--- Supplied text ---
·····
Matt Damon plays Max, a heavily tattooed former criminal trying to get this life back on the straight and narrow, but the Los Angeles of 2154 where he resides makes it difficult. After a run of bad luck he is dealt a deadly dose of radiation while working at his factory job. From here Max’s only chance of survival is to get to Elysium. Conveniently, Max just happens to be on a first name basis with Spider, a mastermind hacker crime boss that has the means to get Max there. After an unpleasant scene were Max is fused to with a robotic exoskeleton all he needs to do to attain his passage is hijack a corrupt official’s brain and download the data to his own.

The dismal picture that Blomkamp paints of our future as a species is grim, although slightly glorified. His Los Angeles 2154 resembles the favelas of current day Rio de Janerio, hardly a fictional dystopia, and although Damon is a pleasure to watch amidst this dystopian fiction, his overall goal of trying to save his own life is not enough to garner sympathy. It is difficult to care about the worth of a single ex-con’s life amidst the pandemonium and violence that everyone around him also suffers.
·····
--- Given records ---
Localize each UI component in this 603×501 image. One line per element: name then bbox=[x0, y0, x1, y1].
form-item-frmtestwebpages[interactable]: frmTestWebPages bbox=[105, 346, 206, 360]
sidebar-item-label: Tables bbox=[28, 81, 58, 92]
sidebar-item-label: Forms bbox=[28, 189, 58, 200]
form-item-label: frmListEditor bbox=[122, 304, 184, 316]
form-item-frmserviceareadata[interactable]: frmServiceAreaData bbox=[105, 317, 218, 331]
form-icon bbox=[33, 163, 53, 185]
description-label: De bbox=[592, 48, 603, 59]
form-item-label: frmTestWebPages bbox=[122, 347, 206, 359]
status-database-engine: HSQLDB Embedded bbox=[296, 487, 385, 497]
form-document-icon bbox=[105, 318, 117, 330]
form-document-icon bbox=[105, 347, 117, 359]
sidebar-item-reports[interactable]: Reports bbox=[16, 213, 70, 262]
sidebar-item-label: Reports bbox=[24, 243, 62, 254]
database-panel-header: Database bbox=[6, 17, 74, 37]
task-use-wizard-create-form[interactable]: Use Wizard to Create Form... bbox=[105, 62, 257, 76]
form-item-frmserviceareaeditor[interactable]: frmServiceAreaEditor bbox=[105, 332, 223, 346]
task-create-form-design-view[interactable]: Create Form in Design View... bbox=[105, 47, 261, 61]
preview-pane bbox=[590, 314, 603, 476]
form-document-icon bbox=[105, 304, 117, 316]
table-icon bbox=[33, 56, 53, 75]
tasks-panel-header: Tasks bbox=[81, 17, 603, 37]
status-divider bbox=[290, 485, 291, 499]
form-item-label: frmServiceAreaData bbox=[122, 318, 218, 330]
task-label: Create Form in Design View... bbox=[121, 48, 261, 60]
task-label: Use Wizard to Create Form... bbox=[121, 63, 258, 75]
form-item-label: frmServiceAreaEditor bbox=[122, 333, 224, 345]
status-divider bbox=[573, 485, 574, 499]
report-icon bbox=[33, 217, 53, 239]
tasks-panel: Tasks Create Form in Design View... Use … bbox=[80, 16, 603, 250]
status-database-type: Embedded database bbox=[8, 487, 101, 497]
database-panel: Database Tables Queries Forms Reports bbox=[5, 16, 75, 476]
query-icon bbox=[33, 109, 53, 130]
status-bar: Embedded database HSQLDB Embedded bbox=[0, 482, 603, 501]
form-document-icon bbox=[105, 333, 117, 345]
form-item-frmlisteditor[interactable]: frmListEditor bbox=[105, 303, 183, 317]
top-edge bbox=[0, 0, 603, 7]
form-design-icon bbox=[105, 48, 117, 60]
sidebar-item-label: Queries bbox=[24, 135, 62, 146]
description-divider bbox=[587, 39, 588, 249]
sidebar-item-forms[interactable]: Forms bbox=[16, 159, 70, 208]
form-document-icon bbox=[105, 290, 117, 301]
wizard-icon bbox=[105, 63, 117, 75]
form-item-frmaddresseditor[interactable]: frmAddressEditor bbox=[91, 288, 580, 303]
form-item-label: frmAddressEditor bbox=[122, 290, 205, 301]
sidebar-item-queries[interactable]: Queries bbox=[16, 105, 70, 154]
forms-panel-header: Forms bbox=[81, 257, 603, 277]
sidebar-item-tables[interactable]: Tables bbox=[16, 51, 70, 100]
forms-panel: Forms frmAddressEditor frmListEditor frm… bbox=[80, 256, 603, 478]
·····
--- Problems to solve ---
a – According to the film review, what happens to Max while he is working at his factory job?
b – Reproduce the film review's passage that begins at the words "Matt Damon plays" and stops after "to his own.", swapping "factory job" for "warehouse job".
c – Write the next part of the film review, picking up after its final sentence.

--- Answers per task ---
a – He is dealt a deadly dose of radiation.

b –
Matt Damon plays Max, a heavily tattooed former criminal trying to get this life back on the straight and narrow, but the Los Angeles of 2154 where he resides makes it difficult. After a run of bad luck he is dealt a deadly dose of radiation while working at his warehouse job. From here Max’s only chance of survival is to get to Elysium. Conveniently, Max just happens to be on a first name basis with Spider, a mastermind hacker crime boss that has the means to get Max there. After an unpleasant scene were Max is fused to with a robotic exoskeleton all he needs to do to attain his passage is hijack a corrupt official’s brain and download the data to his own.

c –
This disconnect never really resolves itself despite an attempt: Max ends up trying to save his childhood friend, and her daughter too. It doesn’t work, but it also doesn’t matter. This film is about wholes, big pictures, sums of all things greater than the individual. The technological marvels of Elysium are matched only by the decrepitude of the world that Blomkamp creates. A statement has been made loudly about humanity’s potential trajectory, lest we decide to alter it.